Brief: The entries that follow should be written out exactly.

Supplied entries:
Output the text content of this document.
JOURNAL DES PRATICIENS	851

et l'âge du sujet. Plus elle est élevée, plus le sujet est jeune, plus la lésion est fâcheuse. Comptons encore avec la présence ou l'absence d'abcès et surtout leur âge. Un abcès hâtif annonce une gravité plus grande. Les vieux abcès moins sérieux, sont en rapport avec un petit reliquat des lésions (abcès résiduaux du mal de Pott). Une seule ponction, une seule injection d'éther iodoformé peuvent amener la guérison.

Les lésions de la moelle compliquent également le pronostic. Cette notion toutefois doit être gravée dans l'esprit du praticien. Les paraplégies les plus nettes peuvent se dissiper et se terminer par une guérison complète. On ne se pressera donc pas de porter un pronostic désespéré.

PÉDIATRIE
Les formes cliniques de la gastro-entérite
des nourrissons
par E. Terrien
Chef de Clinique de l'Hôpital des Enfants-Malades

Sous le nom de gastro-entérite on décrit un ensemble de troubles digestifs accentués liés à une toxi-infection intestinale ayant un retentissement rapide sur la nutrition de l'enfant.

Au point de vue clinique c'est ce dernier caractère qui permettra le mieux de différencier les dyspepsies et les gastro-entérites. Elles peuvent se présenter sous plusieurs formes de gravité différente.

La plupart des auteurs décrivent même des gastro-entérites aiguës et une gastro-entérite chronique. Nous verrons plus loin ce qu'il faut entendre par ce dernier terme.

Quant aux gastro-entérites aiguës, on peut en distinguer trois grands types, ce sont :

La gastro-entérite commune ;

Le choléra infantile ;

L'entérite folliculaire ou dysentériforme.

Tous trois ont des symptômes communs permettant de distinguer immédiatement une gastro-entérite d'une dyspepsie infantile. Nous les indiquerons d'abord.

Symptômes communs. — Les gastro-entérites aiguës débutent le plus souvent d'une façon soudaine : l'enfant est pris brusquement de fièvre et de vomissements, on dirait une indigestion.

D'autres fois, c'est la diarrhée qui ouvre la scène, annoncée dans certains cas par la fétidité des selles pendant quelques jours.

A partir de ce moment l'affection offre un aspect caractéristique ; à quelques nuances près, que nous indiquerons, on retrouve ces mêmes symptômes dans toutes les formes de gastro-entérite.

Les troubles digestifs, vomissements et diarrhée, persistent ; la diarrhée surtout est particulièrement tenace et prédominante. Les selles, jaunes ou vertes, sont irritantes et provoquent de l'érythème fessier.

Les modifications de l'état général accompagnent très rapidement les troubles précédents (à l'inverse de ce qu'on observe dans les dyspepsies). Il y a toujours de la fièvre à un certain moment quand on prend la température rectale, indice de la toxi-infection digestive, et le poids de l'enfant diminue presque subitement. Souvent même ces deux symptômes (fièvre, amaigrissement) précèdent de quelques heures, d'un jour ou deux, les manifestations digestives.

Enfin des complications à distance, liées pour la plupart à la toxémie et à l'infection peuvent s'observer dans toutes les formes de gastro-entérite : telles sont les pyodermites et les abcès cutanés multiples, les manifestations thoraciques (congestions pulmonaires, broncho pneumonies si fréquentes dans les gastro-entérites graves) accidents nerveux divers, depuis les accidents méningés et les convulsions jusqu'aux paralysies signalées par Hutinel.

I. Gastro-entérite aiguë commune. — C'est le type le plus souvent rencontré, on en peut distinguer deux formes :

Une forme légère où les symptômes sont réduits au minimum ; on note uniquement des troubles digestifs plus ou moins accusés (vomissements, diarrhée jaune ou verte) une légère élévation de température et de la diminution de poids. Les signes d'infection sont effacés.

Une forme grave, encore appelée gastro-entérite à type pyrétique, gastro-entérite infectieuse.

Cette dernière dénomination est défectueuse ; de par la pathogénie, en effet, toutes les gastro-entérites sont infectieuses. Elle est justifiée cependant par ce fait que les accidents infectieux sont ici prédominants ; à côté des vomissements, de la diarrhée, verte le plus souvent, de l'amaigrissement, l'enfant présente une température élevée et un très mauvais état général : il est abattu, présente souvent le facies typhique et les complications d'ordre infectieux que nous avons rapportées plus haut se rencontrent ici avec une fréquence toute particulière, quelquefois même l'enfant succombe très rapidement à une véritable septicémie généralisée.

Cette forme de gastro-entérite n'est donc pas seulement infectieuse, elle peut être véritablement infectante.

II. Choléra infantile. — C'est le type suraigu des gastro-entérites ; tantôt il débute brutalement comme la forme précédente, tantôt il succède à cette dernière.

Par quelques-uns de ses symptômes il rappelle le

Output below:
Output the text content of this document.
JOURNAL DES PRATICIENS	851

et l'âge du sujet. Plus elle est élevée, plus le sujet est jeune, plus la lésion est fâcheuse. Comptons encore avec la présence ou l'absence d'abcès et surtout leur âge. Un abcès hâtif annonce une gravité plus grande. Les vieux abcès moins sérieux, sont en rapport avec un petit reliquat des lésions (abcès résiduaux du mal de Pott). Une seule ponction, une seule injection d'éther iodoformé peuvent amener la guérison.

Les lésions de la moelle compliquent également le pronostic. Cette notion toutefois doit être gravée dans l'esprit du praticien. Les paraplégies les plus nettes peuvent se dissiper et se terminer par une guérison complète. On ne se pressera donc pas de porter un pronostic désespéré.

PÉDIATRIE
Les formes cliniques de la gastro-entérite
des nourrissons
par E. Terrien
Chef de Clinique de l'Hôpital des Enfants-Malades

Sous le nom de gastro-entérite on décrit un ensemble de troubles digestifs accentués liés à une toxi-infection intestinale ayant un retentissement rapide sur la nutrition de l'enfant.

Au point de vue clinique c'est ce dernier caractère qui permettra le mieux de différencier les dyspepsies et les gastro-entérites. Elles peuvent se présenter sous plusieurs formes de gravité différente.

La plupart des auteurs décrivent même des gastro-entérites aiguës et une gastro-entérite chronique. Nous verrons plus loin ce qu'il faut entendre par ce dernier terme.

Quant aux gastro-entérites aiguës, on peut en distinguer trois grands types, ce sont :

La gastro-entérite commune ;

Le choléra infantile ;

L'entérite folliculaire ou dysentériforme.

Tous trois ont des symptômes communs permettant de distinguer immédiatement une gastro-entérite d'une dyspepsie infantile. Nous les indiquerons d'abord.

Symptômes communs. — Les gastro-entérites aiguës débutent le plus souvent d'une façon soudaine : l'enfant est pris brusquement de fièvre et de vomissements, on dirait une indigestion.

D'autres fois, c'est la diarrhée qui ouvre la scène, annoncée dans certains cas par la fétidité des selles pendant quelques jours.

A partir de ce moment l'affection offre un aspect caractéristique ; à quelques nuances près, que nous indiquerons, on retrouve ces mêmes symptômes dans toutes les formes de gastro-entérite.

Les troubles digestifs, vomissements et diarrhée, persistent ; la diarrhée surtout est particulièrement tenace et prédominante. Les selles, jaunes ou vertes, sont irritantes et provoquent de l'érythème fessier.

Les modifications de l'état général accompagnent très rapidement les troubles précédents (à l'inverse de ce qu'on observe dans les dyspepsies). Il y a toujours de la fièvre à un certain moment quand on prend la température rectale, indice de la toxi-infection digestive, et le poids de l'enfant diminue presque subitement. Souvent même ces deux symptômes (fièvre, amaigrissement) précèdent de quelques heures, d'un jour ou deux, les manifestations digestives.

Enfin des complications à distance, liées pour la plupart à la toxémie et à l'infection peuvent s'observer dans toutes les formes de gastro-entérite : telles sont les pyodermites et les abcès cutanés multiples, les manifestations thoraciques (congestions pulmonaires, broncho pneumonies si fréquentes dans les gastro-entérites graves) accidents nerveux divers, depuis les accidents méningés et les convulsions jusqu'aux paralysies signalées par Hutinel.

I. Gastro-entérite aiguë commune. — C'est le type le plus souvent rencontré, on en peut distinguer deux formes :

Une forme légère où les symptômes sont réduits au minimum ; on note uniquement des troubles digestifs plus ou moins accusés (vomissements, diarrhée jaune ou verte) une légère élévation de température et de la diminution de poids. Les signes d'infection sont effacés.

Une forme grave, encore appelée gastro-entérite à type pyrétique, gastro-entérite infectieuse.

Cette dernière dénomination est défectueuse ; de par la pathogénie, en effet, toutes les gastro-entérites sont infectieuses. Elle est justifiée cependant par ce fait que les accidents infectieux sont ici prédominants ; à côté des vomissements, de la diarrhée, verte le plus souvent, de l'amaigrissement, l'enfant présente une température élevée et un très mauvais état général : il est abattu, présente souvent le facies typhique et les complications d'ordre infectieux que nous avons rapportées plus haut se rencontrent ici avec une fréquence toute particulière, quelquefois même l'enfant succombe très rapidement à une véritable septicémie généralisée.

Cette forme de gastro-entérite n'est donc pas seulement infectieuse, elle peut être véritablement infectante.

II. Choléra infantile. — C'est le type suraigu des gastro-entérites ; tantôt il débute brutalement comme la forme précédente, tantôt il succède à cette dernière.

Par quelques-uns de ses symptômes il rappelle le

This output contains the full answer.